Metamath Proof Explorer

Theorem bj-cbvaldv

Description: Version of cbvald with a disjoint variable condition, which does not require ax-13 . (Contributed by BJ, 16-Jun-2019) (Proof modification is discouraged.)

	Ref	Expression
Hypotheses	bj-cbvaldv.1	$⊢ Ⅎ y φ$
	bj-cbvaldv.2	$⊢ φ \to Ⅎ y ψ$
	bj-cbvaldv.3	$⊢ φ \to (x = y \to (ψ \leftrightarrow χ))$
Assertion	bj-cbvaldv	$⊢ φ \to (\forall x ψ \leftrightarrow \forall y χ)$

Proof

Step	Hyp	Ref	Expression
1		bj-cbvaldv.1	$⊢ Ⅎ y φ$
2		bj-cbvaldv.2	$⊢ φ \to Ⅎ y ψ$
3		bj-cbvaldv.3	$⊢ φ \to (x = y \to (ψ \leftrightarrow χ))$
4		nfv	$⊢ Ⅎ x φ$
5		nfv	$⊢ Ⅎ x χ$
6	5	a1i	$⊢ φ \to Ⅎ x χ$
7	4 1 2 6 3	bj-cbv2v	$⊢ φ \to (\forall x ψ \leftrightarrow \forall y χ)$

### Work to do
• 1. Say whether each statement agrees with the theorem page. Answer yes or no, and quote the words that decide it.
(a) The theorem requires ax-13.
(b) The theorem was contributed by BJ on 16 June 2019.
(c) Modifying the proof is encouraged.
• 2. List each distinct name in the Ref column of the theorem page's proof table, with each name given once.

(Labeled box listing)
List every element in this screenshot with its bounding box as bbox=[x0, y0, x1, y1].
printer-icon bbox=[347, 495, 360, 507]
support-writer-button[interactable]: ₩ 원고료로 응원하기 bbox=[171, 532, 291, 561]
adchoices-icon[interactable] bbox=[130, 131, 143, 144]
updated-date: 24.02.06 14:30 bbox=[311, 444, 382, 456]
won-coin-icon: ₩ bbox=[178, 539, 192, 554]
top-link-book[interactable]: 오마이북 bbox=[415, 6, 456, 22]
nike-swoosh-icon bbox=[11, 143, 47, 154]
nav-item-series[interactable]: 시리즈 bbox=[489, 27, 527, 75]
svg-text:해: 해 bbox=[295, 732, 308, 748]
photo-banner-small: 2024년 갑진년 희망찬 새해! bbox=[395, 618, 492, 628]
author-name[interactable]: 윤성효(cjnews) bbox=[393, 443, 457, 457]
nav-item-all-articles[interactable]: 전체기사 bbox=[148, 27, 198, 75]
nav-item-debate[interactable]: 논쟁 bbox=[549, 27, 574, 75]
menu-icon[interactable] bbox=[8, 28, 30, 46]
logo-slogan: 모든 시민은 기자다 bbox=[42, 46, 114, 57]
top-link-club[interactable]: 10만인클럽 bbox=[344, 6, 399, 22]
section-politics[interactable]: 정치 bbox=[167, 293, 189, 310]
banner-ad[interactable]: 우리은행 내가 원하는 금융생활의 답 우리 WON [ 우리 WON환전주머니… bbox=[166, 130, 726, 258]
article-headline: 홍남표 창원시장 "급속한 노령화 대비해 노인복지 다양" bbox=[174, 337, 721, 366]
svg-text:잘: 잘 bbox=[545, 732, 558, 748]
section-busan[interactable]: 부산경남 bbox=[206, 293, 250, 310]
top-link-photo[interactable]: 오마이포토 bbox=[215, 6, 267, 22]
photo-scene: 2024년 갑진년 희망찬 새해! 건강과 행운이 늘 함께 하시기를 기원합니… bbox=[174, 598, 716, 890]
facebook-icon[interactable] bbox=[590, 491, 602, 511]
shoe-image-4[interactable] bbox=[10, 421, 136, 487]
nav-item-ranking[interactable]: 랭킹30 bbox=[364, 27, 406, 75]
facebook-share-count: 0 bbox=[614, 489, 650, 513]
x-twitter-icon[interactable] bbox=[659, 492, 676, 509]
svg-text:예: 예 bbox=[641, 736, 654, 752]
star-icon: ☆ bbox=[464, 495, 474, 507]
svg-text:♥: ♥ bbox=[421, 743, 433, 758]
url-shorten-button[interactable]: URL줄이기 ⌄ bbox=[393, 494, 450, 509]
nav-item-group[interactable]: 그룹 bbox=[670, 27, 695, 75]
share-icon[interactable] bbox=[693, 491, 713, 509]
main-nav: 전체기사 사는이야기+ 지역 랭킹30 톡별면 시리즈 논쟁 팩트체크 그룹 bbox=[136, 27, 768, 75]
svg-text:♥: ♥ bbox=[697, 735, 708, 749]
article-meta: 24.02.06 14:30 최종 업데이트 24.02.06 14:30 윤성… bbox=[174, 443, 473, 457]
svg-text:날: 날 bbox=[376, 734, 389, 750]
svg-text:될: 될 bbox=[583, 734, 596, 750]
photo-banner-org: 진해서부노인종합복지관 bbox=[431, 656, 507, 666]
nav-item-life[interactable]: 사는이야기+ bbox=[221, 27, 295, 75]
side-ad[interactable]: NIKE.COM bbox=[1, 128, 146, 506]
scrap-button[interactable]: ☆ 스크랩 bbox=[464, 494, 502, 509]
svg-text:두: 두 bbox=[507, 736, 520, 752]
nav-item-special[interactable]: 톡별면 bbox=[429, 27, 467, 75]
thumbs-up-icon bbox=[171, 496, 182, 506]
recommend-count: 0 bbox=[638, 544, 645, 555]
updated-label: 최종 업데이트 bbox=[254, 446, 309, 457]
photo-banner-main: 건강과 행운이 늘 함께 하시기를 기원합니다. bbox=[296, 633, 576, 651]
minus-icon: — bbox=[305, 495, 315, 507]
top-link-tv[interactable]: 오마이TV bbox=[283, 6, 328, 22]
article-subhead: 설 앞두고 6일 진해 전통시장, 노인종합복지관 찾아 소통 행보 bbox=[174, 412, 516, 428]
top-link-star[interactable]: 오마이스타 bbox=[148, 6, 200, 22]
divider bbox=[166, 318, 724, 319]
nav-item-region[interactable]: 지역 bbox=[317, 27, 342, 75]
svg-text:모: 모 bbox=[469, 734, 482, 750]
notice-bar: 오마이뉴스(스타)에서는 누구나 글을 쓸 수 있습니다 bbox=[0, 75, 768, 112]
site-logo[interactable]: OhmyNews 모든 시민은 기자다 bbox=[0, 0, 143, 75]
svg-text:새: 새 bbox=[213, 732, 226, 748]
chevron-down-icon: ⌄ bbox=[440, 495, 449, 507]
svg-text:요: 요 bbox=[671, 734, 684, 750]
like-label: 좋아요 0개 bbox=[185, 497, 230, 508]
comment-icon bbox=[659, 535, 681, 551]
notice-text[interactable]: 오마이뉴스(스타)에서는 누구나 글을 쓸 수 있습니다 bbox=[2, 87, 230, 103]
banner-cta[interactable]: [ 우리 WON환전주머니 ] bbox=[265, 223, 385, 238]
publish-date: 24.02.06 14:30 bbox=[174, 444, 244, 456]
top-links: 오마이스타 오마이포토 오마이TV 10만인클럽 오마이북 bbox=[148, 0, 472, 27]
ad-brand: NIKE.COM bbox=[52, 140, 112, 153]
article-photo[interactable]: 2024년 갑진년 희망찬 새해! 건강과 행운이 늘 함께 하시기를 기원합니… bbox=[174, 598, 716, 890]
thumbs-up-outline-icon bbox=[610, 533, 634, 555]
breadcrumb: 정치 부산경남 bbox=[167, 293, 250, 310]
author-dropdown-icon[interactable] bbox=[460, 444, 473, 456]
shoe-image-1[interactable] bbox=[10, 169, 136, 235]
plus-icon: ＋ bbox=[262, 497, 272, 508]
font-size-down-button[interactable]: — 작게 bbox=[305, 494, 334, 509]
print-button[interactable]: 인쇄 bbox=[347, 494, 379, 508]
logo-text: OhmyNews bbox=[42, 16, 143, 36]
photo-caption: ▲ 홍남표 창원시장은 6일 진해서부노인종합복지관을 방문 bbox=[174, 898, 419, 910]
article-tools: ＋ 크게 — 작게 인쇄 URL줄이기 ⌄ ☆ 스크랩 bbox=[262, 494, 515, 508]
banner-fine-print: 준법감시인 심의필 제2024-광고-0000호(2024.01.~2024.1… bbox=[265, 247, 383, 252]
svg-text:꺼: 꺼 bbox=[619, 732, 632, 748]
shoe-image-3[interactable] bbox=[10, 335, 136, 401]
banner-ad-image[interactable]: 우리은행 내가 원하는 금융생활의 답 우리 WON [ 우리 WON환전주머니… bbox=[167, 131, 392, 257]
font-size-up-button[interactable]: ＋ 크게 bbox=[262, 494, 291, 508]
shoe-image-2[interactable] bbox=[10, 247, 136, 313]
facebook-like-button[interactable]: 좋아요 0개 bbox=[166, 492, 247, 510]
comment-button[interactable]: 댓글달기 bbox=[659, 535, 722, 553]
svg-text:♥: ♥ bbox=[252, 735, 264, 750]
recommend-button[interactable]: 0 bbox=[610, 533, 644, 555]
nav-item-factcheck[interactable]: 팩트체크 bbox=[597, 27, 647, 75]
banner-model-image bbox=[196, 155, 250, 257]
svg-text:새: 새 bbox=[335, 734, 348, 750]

### Solutions to the tasks
• 1.
(a) No: "which does not require ax-13"
(b) Yes: "(Contributed by BJ, 16-Jun-2019)"
(c) No: "(Proof modification is discouraged.)"

• 2. bj-cbvaldv.1, bj-cbvaldv.2, bj-cbvaldv.3, nfv, a1i, bj-cbv2v